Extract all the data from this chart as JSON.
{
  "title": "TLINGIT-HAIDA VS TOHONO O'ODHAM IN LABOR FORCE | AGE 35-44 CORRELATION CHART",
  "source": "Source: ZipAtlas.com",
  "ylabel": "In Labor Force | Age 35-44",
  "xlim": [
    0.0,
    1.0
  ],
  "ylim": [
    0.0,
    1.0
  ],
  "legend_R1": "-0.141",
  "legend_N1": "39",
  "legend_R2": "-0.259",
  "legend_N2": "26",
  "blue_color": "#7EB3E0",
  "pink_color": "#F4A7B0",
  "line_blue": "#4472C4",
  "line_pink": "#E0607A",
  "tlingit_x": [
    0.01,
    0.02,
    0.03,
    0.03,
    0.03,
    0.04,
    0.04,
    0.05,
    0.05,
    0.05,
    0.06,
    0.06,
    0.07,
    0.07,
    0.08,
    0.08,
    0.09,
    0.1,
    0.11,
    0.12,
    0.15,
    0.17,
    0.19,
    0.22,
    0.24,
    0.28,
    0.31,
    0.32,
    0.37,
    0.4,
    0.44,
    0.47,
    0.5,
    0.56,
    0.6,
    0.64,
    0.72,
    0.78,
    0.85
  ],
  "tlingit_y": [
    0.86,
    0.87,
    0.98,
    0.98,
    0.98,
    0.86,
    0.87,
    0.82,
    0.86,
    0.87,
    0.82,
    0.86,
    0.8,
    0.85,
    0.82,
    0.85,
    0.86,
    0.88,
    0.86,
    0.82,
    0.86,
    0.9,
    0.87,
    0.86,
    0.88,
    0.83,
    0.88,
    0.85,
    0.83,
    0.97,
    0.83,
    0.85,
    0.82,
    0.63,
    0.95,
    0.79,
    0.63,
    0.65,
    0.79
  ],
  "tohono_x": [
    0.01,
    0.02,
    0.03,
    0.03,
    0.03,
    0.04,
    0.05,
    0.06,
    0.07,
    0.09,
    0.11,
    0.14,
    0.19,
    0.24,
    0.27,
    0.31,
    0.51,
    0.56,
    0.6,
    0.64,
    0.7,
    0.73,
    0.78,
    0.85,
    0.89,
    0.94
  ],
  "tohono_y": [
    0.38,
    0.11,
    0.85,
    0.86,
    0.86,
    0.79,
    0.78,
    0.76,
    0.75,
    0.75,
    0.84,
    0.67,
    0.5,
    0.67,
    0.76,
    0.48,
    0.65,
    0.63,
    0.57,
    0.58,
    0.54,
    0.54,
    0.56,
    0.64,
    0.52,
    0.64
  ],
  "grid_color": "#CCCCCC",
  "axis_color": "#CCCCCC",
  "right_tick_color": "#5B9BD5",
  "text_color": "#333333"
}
+++
WHAT THIS TASK INVOLVES: Write out the whole listing again, exactly as it stands.

CORRECT ANSWER:
Extract all the data from this chart as JSON.
{
  "title": "TLINGIT-HAIDA VS TOHONO O'ODHAM IN LABOR FORCE | AGE 35-44 CORRELATION CHART",
  "source": "Source: ZipAtlas.com",
  "ylabel": "In Labor Force | Age 35-44",
  "xlim": [
    0.0,
    1.0
  ],
  "ylim": [
    0.0,
    1.0
  ],
  "legend_R1": "-0.141",
  "legend_N1": "39",
  "legend_R2": "-0.259",
  "legend_N2": "26",
  "blue_color": "#7EB3E0",
  "pink_color": "#F4A7B0",
  "line_blue": "#4472C4",
  "line_pink": "#E0607A",
  "tlingit_x": [
    0.01,
    0.02,
    0.03,
    0.03,
    0.03,
    0.04,
    0.04,
    0.05,
    0.05,
    0.05,
    0.06,
    0.06,
    0.07,
    0.07,
    0.08,
    0.08,
    0.09,
    0.1,
    0.11,
    0.12,
    0.15,
    0.17,
    0.19,
    0.22,
    0.24,
    0.28,
    0.31,
    0.32,
    0.37,
    0.4,
    0.44,
    0.47,
    0.5,
    0.56,
    0.6,
    0.64,
    0.72,
    0.78,
    0.85
  ],
  "tlingit_y": [
    0.86,
    0.87,
    0.98,
    0.98,
    0.98,
    0.86,
    0.87,
    0.82,
    0.86,
    0.87,
    0.82,
    0.86,
    0.8,
    0.85,
    0.82,
    0.85,
    0.86,
    0.88,
    0.86,
    0.82,
    0.86,
    0.9,
    0.87,
    0.86,
    0.88,
    0.83,
    0.88,
    0.85,
    0.83,
    0.97,
    0.83,
    0.85,
    0.82,
    0.63,
    0.95,
    0.79,
    0.63,
    0.65,
    0.79
  ],
  "tohono_x": [
    0.01,
    0.02,
    0.03,
    0.03,
    0.03,
    0.04,
    0.05,
    0.06,
    0.07,
    0.09,
    0.11,
    0.14,
    0.19,
    0.24,
    0.27,
    0.31,
    0.51,
    0.56,
    0.6,
    0.64,
    0.7,
    0.73,
    0.78,
    0.85,
    0.89,
    0.94
  ],
  "tohono_y": [
    0.38,
    0.11,
    0.85,
    0.86,
    0.86,
    0.79,
    0.78,
    0.76,
    0.75,
    0.75,
    0.84,
    0.67,
    0.5,
    0.67,
    0.76,
    0.48,
    0.65,
    0.63,
    0.57,
    0.58,
    0.54,
    0.54,
    0.56,
    0.64,
    0.52,
    0.64
  ],
  "grid_color": "#CCCCCC",
  "axis_color": "#CCCCCC",
  "right_tick_color": "#5B9BD5",
  "text_color": "#333333"
}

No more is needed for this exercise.